- [TASK INSTRUCTIONS]: From the listing below, pull out all lines with "injecté" in them.

++++ THE RECORDS ++++

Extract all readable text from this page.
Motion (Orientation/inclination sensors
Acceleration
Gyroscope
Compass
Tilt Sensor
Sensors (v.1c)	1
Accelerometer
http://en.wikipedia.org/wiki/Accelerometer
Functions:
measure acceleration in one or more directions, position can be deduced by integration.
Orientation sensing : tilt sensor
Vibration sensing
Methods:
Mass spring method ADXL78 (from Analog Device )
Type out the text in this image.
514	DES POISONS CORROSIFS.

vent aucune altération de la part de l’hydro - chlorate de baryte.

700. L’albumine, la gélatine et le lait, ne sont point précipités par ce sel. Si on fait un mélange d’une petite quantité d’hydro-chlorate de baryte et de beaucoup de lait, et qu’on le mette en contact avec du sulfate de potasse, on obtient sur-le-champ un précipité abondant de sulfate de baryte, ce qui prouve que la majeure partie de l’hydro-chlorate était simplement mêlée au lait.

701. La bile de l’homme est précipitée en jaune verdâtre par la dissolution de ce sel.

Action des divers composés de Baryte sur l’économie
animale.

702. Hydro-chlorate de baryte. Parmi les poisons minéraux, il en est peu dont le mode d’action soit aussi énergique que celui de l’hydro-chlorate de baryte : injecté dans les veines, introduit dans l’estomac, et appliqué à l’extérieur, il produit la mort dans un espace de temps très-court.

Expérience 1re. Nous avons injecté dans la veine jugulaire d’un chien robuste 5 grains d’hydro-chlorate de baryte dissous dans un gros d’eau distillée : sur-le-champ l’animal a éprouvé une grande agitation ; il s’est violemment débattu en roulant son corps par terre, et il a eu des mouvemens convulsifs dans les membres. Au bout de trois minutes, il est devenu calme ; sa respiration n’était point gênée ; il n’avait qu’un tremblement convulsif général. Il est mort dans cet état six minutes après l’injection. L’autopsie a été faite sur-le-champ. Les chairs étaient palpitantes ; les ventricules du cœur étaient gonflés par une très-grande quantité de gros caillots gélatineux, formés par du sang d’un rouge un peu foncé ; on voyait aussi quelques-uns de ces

++++

- [WRITTEN RESPONSE]:
702. Hydro-chlorate de baryte. Parmi les poisons minéraux, il en est peu dont le mode d’action soit aussi énergique que celui de l’hydro-chlorate de baryte : injecté dans les veines, introduit dans l’estomac, et appliqué à l’extérieur, il produit la mort dans un espace de temps très-court.
Expérience 1re. Nous avons injecté dans la veine jugulaire d’un chien robuste 5 grains d’hydro-chlorate de baryte dissous dans un gros d’eau distillée : sur-le-champ l’animal a éprouvé une grande agitation ; il s’est violemment débattu en roulant son corps par terre, et il a eu des mouvemens convulsifs dans les membres. Au bout de trois minutes, il est devenu calme ; sa respiration n’était point gênée ; il n’avait qu’un tremblement convulsif général. Il est mort dans cet état six minutes après l’injection. L’autopsie a été faite sur-le-champ. Les chairs étaient palpitantes ; les ventricules du cœur étaient gonflés par une très-grande quantité de gros caillots gélatineux, formés par du sang d’un rouge un peu foncé ; on voyait aussi quelques-uns de ces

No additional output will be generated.